> _DIRECTION_:
Go through the listing and pick out each line with the word "triangle" in it.

> _RECORD EXTRACTS_:
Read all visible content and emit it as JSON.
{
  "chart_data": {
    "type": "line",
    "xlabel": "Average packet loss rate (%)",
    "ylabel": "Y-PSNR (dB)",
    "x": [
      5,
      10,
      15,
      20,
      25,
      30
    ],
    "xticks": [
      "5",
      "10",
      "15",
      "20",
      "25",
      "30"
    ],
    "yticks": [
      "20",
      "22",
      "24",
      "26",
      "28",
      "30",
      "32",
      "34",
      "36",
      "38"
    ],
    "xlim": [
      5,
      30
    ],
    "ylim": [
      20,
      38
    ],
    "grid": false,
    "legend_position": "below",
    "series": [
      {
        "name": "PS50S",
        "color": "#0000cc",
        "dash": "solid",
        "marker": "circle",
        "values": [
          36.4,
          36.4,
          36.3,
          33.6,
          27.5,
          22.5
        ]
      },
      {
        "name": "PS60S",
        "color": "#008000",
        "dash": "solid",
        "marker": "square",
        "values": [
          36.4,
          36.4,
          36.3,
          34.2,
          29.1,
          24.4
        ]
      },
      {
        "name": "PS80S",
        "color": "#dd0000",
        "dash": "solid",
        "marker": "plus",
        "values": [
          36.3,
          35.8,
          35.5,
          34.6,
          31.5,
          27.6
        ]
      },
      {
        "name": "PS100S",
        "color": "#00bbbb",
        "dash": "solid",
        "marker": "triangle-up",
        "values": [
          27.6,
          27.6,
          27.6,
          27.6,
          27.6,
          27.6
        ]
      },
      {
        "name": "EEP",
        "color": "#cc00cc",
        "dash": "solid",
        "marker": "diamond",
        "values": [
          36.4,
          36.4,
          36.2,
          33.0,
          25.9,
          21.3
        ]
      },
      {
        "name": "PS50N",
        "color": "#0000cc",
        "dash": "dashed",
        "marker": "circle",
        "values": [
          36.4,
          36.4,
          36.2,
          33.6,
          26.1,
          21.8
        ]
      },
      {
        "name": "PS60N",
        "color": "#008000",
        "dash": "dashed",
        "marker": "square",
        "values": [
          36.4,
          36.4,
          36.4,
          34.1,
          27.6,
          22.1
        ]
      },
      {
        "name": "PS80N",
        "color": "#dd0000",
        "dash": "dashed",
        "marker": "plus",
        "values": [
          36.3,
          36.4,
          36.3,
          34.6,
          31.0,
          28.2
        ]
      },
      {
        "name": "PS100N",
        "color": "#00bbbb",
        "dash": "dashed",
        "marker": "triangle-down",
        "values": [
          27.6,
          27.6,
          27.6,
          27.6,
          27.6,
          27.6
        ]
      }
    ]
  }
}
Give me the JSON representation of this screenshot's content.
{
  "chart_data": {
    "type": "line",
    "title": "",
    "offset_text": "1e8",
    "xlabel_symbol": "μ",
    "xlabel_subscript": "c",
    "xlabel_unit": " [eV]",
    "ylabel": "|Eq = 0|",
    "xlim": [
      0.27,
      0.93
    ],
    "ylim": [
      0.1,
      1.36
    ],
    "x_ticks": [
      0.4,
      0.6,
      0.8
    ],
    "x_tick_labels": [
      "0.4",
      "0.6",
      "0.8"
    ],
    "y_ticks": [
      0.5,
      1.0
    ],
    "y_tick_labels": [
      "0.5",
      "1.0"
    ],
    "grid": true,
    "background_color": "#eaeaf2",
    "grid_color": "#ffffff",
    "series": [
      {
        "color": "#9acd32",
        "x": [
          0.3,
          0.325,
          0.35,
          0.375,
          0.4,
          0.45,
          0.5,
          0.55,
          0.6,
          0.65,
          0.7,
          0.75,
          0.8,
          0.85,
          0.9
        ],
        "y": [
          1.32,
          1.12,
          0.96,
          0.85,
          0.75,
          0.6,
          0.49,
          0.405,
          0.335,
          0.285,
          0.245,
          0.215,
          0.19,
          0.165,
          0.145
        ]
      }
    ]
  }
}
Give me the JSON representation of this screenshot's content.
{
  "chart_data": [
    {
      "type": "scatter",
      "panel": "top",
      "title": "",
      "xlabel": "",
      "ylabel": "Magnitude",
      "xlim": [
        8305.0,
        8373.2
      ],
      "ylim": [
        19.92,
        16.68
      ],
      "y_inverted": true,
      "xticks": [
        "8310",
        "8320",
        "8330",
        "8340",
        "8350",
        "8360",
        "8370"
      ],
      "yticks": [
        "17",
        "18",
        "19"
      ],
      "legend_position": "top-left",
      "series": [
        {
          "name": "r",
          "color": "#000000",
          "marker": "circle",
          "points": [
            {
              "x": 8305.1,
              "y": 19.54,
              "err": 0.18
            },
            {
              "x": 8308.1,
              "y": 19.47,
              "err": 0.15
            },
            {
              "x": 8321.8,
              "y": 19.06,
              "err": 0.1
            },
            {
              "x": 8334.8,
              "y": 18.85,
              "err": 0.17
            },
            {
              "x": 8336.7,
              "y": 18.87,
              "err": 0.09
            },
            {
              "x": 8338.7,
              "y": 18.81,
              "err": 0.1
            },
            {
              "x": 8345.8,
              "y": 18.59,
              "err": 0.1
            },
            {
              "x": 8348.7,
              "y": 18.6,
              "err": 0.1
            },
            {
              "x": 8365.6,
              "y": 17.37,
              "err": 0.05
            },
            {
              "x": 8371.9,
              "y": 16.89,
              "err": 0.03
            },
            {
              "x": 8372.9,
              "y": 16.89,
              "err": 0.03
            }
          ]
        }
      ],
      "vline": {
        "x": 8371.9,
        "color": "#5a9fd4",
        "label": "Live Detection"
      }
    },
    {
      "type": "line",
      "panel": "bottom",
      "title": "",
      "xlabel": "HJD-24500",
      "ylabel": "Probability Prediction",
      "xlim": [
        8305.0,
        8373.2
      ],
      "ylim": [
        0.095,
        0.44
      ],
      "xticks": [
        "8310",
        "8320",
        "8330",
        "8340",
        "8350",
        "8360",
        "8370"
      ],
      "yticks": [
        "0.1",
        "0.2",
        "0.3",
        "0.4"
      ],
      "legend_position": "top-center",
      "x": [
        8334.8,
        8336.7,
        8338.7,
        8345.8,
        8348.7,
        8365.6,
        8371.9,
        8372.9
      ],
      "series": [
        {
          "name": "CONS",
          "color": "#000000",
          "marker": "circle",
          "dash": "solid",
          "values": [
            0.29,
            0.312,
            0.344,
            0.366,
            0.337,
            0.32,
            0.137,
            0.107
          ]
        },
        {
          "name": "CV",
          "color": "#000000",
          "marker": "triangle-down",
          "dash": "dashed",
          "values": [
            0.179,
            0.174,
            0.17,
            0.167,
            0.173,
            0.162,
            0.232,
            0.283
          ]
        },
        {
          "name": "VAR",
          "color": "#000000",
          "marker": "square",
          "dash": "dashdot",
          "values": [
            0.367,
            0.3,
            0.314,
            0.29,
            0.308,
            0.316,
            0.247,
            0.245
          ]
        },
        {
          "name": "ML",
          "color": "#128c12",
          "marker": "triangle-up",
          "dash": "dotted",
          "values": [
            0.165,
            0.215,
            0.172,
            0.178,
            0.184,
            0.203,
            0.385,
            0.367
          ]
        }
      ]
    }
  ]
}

> _SOLUTION FOR THIS TASK_:
        "marker": "triangle-up",
        "marker": "triangle-down",
          "marker": "triangle-down",
          "marker": "triangle-up",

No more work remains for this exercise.